# START OF RECORDS SUPPLIED

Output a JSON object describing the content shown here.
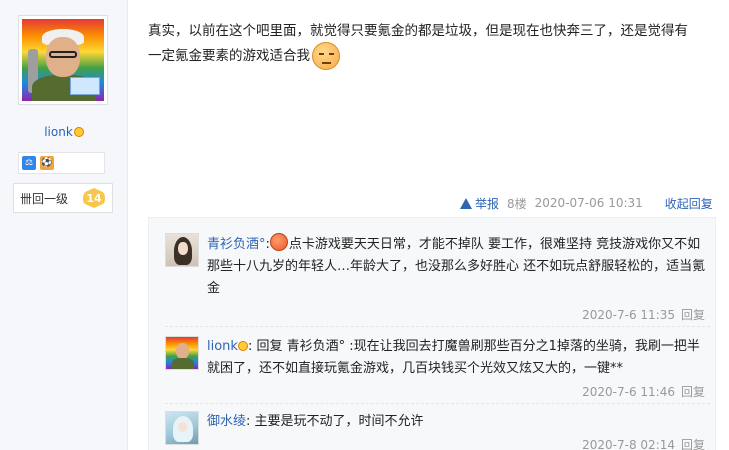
{
  "user": {
    "username": "lionk",
    "level_label": "卌回一级",
    "level_number": "14"
  },
  "post": {
    "text_line1": "真实，以前在这个吧里面，就觉得只要氪金的都是垃圾，但是现在也快奔三了，还是觉得有",
    "text_line2": "一定氪金要素的游戏适合我",
    "report_label": "举报",
    "floor": "8楼",
    "timestamp": "2020-07-06 10:31",
    "collapse_label": "收起回复"
  },
  "replies": [
    {
      "username": "青衫负酒°",
      "separator": ":",
      "text": "点卡游戏要天天日常，才能不掉队 要工作，很难坚持 竞技游戏你又不如那些十八九岁的年轻人…年龄大了，也没那么多好胜心 还不如玩点舒服轻松的，适当氪金",
      "time": "2020-7-6 11:35",
      "reply_label": "回复"
    },
    {
      "username": "lionk",
      "text": ": 回复 青衫负酒° :现在让我回去打魔兽刷那些百分之1掉落的坐骑，我刷一把半就困了，还不如直接玩氪金游戏，几百块钱买个光效又炫又大的，一键**",
      "time": "2020-7-6 11:46",
      "reply_label": "回复"
    },
    {
      "username": "御水绫",
      "text": ": 主要是玩不动了，时间不允许",
      "time": "2020-7-8 02:14",
      "reply_label": "回复"
    }
  ],
  "icons": {
    "avatar": "user-avatar",
    "report": "warning-icon",
    "emoji": "unamused-face-emoji"
  }
}
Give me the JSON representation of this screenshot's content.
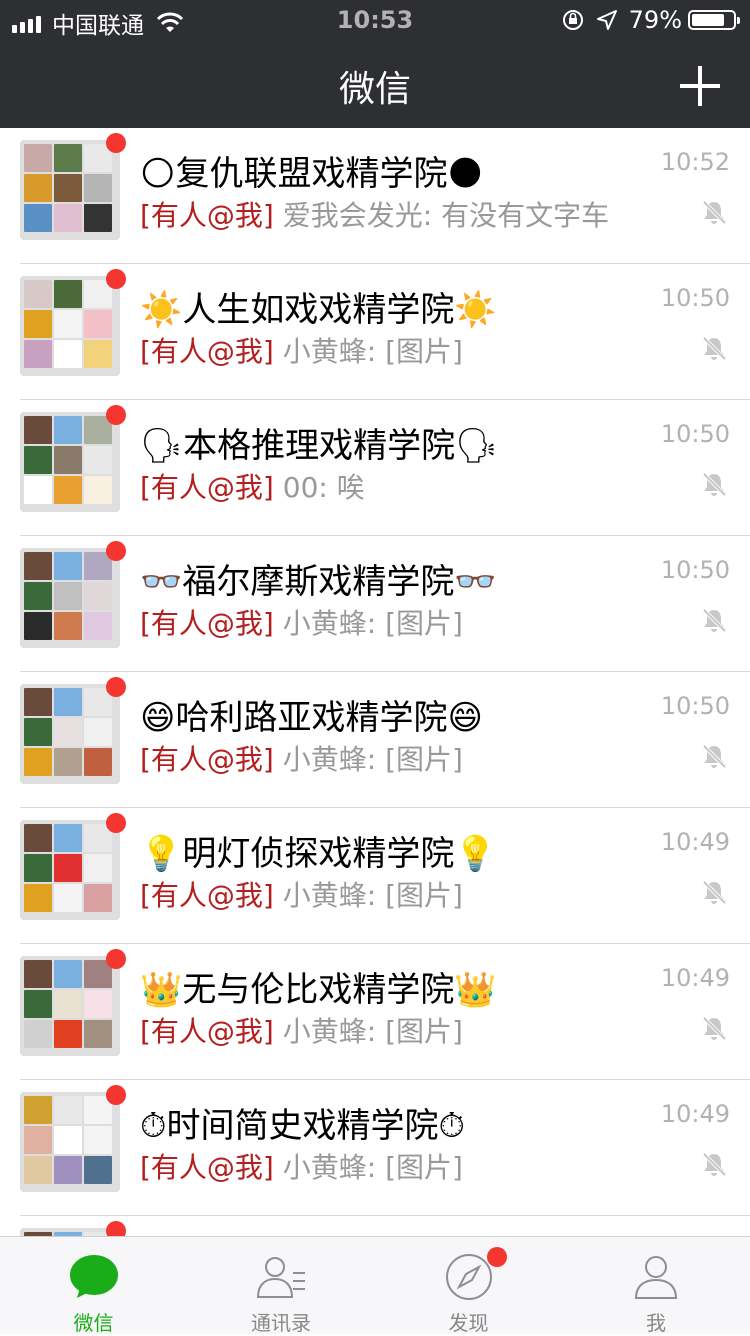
{
  "status": {
    "carrier": "中国联通",
    "time": "10:53",
    "battery_pct": "79%",
    "battery_level": 0.79
  },
  "nav": {
    "title": "微信",
    "add_icon": "plus-icon"
  },
  "chats": [
    {
      "title": "🌕复仇联盟戏精学院🌑",
      "time": "10:52",
      "mention": "[有人@我]",
      "preview": " 爱我会发光: 有没有文字车",
      "unread_dot": true,
      "muted": true
    },
    {
      "title": "☀️人生如戏戏精学院☀️",
      "time": "10:50",
      "mention": "[有人@我]",
      "preview": " 小黄蜂: [图片]",
      "unread_dot": true,
      "muted": true
    },
    {
      "title": "🗣本格推理戏精学院🗣",
      "time": "10:50",
      "mention": "[有人@我]",
      "preview": " 00: 唉",
      "unread_dot": true,
      "muted": true
    },
    {
      "title": "👓福尔摩斯戏精学院👓",
      "time": "10:50",
      "mention": "[有人@我]",
      "preview": " 小黄蜂: [图片]",
      "unread_dot": true,
      "muted": true
    },
    {
      "title": "😄哈利路亚戏精学院😄",
      "time": "10:50",
      "mention": "[有人@我]",
      "preview": " 小黄蜂: [图片]",
      "unread_dot": true,
      "muted": true
    },
    {
      "title": "💡明灯侦探戏精学院💡",
      "time": "10:49",
      "mention": "[有人@我]",
      "preview": " 小黄蜂: [图片]",
      "unread_dot": true,
      "muted": true
    },
    {
      "title": "👑无与伦比戏精学院👑",
      "time": "10:49",
      "mention": "[有人@我]",
      "preview": " 小黄蜂: [图片]",
      "unread_dot": true,
      "muted": true
    },
    {
      "title": "⏱时间简史戏精学院⏱",
      "time": "10:49",
      "mention": "[有人@我]",
      "preview": " 小黄蜂: [图片]",
      "unread_dot": true,
      "muted": true
    }
  ],
  "tabs": [
    {
      "label": "微信",
      "icon": "chat-bubble-icon",
      "active": true,
      "dot": false
    },
    {
      "label": "通讯录",
      "icon": "contacts-icon",
      "active": false,
      "dot": false
    },
    {
      "label": "发现",
      "icon": "compass-icon",
      "active": false,
      "dot": true
    },
    {
      "label": "我",
      "icon": "person-icon",
      "active": false,
      "dot": false
    }
  ],
  "colors": {
    "nav_bg": "#2e2f33",
    "mention": "#b41e1e",
    "badge": "#f43530",
    "active_tab": "#1aad19",
    "muted_text": "#999999"
  }
}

# END OF RECORDS SUPPLIED

WHAT THIS TASK INVOLVES:
Every entry above should be duplicated exactly. Do not include the images.

COMPLETE RESPONSE:
Output a JSON object describing the content shown here.
{
  "user": {
    "username": "lionk",
    "level_label": "卌回一级",
    "level_number": "14"
  },
  "post": {
    "text_line1": "真实，以前在这个吧里面，就觉得只要氪金的都是垃圾，但是现在也快奔三了，还是觉得有",
    "text_line2": "一定氪金要素的游戏适合我",
    "report_label": "举报",
    "floor": "8楼",
    "timestamp": "2020-07-06 10:31",
    "collapse_label": "收起回复"
  },
  "replies": [
    {
      "username": "青衫负酒°",
      "separator": ":",
      "text": "点卡游戏要天天日常，才能不掉队 要工作，很难坚持 竞技游戏你又不如那些十八九岁的年轻人…年龄大了，也没那么多好胜心 还不如玩点舒服轻松的，适当氪金",
      "time": "2020-7-6 11:35",
      "reply_label": "回复"
    },
    {
      "username": "lionk",
      "text": ": 回复 青衫负酒° :现在让我回去打魔兽刷那些百分之1掉落的坐骑，我刷一把半就困了，还不如直接玩氪金游戏，几百块钱买个光效又炫又大的，一键**",
      "time": "2020-7-6 11:46",
      "reply_label": "回复"
    },
    {
      "username": "御水绫",
      "text": ": 主要是玩不动了，时间不允许",
      "time": "2020-7-8 02:14",
      "reply_label": "回复"
    }
  ],
  "icons": {
    "avatar": "user-avatar",
    "report": "warning-icon",
    "emoji": "unamused-face-emoji"
  }
}
Give me the JSON representation of this screenshot's content.
{
  "status": {
    "carrier": "中国联通",
    "time": "10:53",
    "battery_pct": "79%",
    "battery_level": 0.79
  },
  "nav": {
    "title": "微信",
    "add_icon": "plus-icon"
  },
  "chats": [
    {
      "title": "🌕复仇联盟戏精学院🌑",
      "time": "10:52",
      "mention": "[有人@我]",
      "preview": " 爱我会发光: 有没有文字车",
      "unread_dot": true,
      "muted": true
    },
    {
      "title": "☀️人生如戏戏精学院☀️",
      "time": "10:50",
      "mention": "[有人@我]",
      "preview": " 小黄蜂: [图片]",
      "unread_dot": true,
      "muted": true
    },
    {
      "title": "🗣本格推理戏精学院🗣",
      "time": "10:50",
      "mention": "[有人@我]",
      "preview": " 00: 唉",
      "unread_dot": true,
      "muted": true
    },
    {
      "title": "👓福尔摩斯戏精学院👓",
      "time": "10:50",
      "mention": "[有人@我]",
      "preview": " 小黄蜂: [图片]",
      "unread_dot": true,
      "muted": true
    },
    {
      "title": "😄哈利路亚戏精学院😄",
      "time": "10:50",
      "mention": "[有人@我]",
      "preview": " 小黄蜂: [图片]",
      "unread_dot": true,
      "muted": true
    },
    {
      "title": "💡明灯侦探戏精学院💡",
      "time": "10:49",
      "mention": "[有人@我]",
      "preview": " 小黄蜂: [图片]",
      "unread_dot": true,
      "muted": true
    },
    {
      "title": "👑无与伦比戏精学院👑",
      "time": "10:49",
      "mention": "[有人@我]",
      "preview": " 小黄蜂: [图片]",
      "unread_dot": true,
      "muted": true
    },
    {
      "title": "⏱时间简史戏精学院⏱",
      "time": "10:49",
      "mention": "[有人@我]",
      "preview": " 小黄蜂: [图片]",
      "unread_dot": true,
      "muted": true
    }
  ],
  "tabs": [
    {
      "label": "微信",
      "icon": "chat-bubble-icon",
      "active": true,
      "dot": false
    },
    {
      "label": "通讯录",
      "icon": "contacts-icon",
      "active": false,
      "dot": false
    },
    {
      "label": "发现",
      "icon": "compass-icon",
      "active": false,
      "dot": true
    },
    {
      "label": "我",
      "icon": "person-icon",
      "active": false,
      "dot": false
    }
  ],
  "colors": {
    "nav_bg": "#2e2f33",
    "mention": "#b41e1e",
    "badge": "#f43530",
    "active_tab": "#1aad19",
    "muted_text": "#999999"
  }
}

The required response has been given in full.